Consigne: Dans l'extrait fourni, quelle œuvre est présentée comme le grand poème épique de cette saison de révoltes ? Répondez en une phrase, s'il vous plaît.

Extrait fourni:
───

Par un savant équilibre entre la rigueur de la composition, qui repose sur des habiles techniques combinatoires, et une langue fragmentaire, portant inscrite en elle-même la trace d'une histoire en devenir, l'auteur donne vie à une mosaïque vaste et mouvante. Si Vivre à Milan reflète la radicalité et la complexité des conflits qui ont mis à feu et à sang l'Italie au cours de la décennie, Blackout apparaît incontestablement comme le grand poème épique de cette saison de révoltes.
Lamentation funèbre pour la mort du mouvement mais aussi ultime cri de rébellion et d'espoir, cette épopée des vaincus, dont l'architecture répétitive évoque un mythique éternel retour, vibre de l'élan des grands événements collectifs et résonne d'une multitude de voix, personnelles et publiques. Ce sont l'intimité et la suspension qui dominent enfin dans Hypocalypse, images poétiques de la condition existentielle d'incertitude et de repli liée à la fin des grandes aspirations collectives.

───

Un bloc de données
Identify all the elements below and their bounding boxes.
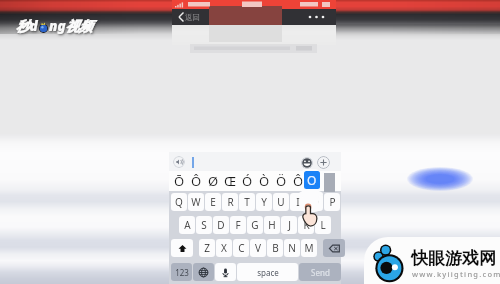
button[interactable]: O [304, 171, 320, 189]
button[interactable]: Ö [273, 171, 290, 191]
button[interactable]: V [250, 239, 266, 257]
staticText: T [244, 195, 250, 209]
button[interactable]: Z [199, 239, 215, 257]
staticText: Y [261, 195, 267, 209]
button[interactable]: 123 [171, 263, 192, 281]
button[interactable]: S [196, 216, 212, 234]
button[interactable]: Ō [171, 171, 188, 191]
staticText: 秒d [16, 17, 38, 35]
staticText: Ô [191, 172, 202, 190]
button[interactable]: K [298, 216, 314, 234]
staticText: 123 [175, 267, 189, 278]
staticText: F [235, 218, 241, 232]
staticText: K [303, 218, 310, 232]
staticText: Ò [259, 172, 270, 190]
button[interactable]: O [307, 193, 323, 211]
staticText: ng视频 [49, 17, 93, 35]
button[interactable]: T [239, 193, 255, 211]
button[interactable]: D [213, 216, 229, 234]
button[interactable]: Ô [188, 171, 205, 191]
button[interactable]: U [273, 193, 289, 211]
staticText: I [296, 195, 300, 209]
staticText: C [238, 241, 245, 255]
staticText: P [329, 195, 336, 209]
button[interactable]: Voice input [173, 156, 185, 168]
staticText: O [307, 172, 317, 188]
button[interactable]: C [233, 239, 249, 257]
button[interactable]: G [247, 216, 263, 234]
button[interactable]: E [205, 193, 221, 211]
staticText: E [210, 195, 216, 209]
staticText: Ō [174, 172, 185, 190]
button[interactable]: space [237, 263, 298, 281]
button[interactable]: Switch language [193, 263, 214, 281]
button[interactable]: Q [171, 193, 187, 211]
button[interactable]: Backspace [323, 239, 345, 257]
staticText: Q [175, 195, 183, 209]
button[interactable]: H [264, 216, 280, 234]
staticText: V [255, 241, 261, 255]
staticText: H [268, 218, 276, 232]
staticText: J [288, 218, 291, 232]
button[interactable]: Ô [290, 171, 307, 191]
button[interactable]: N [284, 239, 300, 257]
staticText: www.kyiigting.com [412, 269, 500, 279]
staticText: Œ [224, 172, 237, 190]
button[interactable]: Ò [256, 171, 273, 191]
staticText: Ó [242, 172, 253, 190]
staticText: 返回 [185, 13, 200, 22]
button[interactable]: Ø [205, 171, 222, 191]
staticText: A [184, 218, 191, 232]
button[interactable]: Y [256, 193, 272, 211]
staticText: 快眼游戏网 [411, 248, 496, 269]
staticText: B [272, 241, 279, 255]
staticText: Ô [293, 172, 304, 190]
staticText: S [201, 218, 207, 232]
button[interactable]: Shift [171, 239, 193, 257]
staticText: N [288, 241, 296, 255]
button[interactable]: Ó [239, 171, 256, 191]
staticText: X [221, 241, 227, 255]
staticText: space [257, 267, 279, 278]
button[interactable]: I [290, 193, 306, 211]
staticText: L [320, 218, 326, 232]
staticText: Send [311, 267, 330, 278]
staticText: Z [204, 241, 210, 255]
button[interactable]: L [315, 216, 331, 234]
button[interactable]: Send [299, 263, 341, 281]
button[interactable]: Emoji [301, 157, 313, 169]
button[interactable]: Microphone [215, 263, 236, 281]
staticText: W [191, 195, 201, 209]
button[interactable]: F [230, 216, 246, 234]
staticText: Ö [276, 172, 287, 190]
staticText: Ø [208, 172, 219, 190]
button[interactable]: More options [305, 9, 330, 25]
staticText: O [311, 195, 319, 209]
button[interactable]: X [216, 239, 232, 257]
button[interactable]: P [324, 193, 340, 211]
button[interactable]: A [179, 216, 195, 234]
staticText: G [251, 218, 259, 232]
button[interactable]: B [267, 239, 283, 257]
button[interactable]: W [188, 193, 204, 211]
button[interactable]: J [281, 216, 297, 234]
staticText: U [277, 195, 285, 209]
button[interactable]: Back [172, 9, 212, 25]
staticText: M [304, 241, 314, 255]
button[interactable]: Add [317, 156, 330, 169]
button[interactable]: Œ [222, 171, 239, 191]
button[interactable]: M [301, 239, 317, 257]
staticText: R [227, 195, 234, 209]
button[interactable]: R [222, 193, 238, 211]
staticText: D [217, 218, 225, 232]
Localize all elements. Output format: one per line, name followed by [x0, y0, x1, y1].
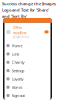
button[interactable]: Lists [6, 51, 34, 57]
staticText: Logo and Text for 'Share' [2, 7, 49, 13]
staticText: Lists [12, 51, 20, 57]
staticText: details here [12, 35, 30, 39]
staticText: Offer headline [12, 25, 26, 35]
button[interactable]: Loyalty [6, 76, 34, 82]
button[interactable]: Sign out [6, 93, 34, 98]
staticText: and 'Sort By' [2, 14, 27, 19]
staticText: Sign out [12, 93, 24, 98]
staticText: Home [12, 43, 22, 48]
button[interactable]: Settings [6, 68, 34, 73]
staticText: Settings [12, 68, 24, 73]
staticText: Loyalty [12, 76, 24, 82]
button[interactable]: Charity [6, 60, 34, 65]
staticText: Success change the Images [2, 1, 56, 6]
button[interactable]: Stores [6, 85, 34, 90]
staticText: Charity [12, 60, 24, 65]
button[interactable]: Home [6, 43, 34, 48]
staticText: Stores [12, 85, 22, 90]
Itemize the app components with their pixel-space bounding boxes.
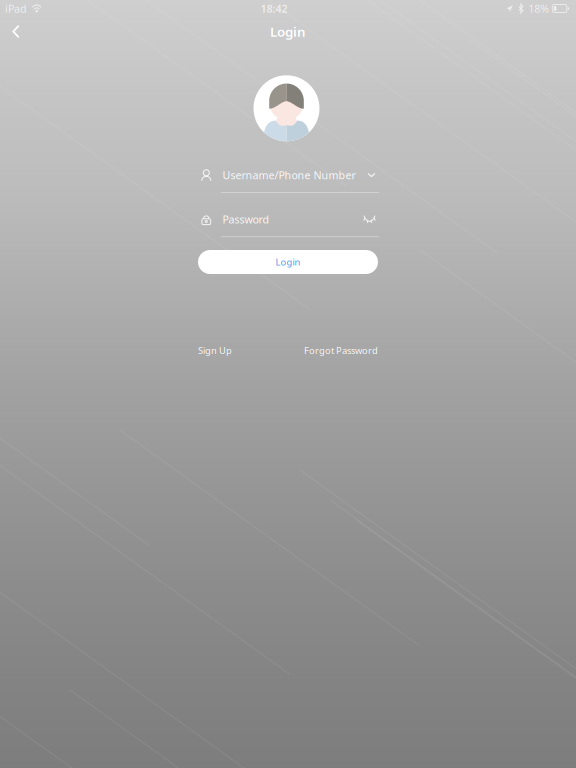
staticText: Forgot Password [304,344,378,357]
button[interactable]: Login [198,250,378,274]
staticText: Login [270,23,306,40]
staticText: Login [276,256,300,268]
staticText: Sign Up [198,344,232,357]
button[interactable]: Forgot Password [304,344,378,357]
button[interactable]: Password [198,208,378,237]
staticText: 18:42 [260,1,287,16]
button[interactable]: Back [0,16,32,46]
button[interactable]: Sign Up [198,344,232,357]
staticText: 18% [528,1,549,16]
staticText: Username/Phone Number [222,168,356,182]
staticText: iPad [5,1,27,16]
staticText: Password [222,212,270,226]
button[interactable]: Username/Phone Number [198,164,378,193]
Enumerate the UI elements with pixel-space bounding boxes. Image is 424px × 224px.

───

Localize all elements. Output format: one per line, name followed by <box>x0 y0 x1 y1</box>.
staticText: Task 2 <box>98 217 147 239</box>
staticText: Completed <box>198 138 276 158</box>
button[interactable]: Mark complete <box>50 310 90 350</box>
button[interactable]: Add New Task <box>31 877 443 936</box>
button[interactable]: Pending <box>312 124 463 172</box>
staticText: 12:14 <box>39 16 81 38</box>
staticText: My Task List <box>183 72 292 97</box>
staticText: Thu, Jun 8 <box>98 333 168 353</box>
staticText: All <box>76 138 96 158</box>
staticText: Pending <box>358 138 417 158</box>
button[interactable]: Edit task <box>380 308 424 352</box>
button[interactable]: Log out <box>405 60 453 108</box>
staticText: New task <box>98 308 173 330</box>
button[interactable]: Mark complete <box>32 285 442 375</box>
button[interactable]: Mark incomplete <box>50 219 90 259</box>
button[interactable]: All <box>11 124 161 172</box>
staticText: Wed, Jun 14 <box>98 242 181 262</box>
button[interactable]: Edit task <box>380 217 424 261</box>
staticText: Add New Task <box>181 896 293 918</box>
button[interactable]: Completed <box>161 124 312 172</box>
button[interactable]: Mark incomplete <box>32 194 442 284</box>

───

Corrigé: L'extrait présente Blackout comme le grand poème épique de cette saison de révoltes.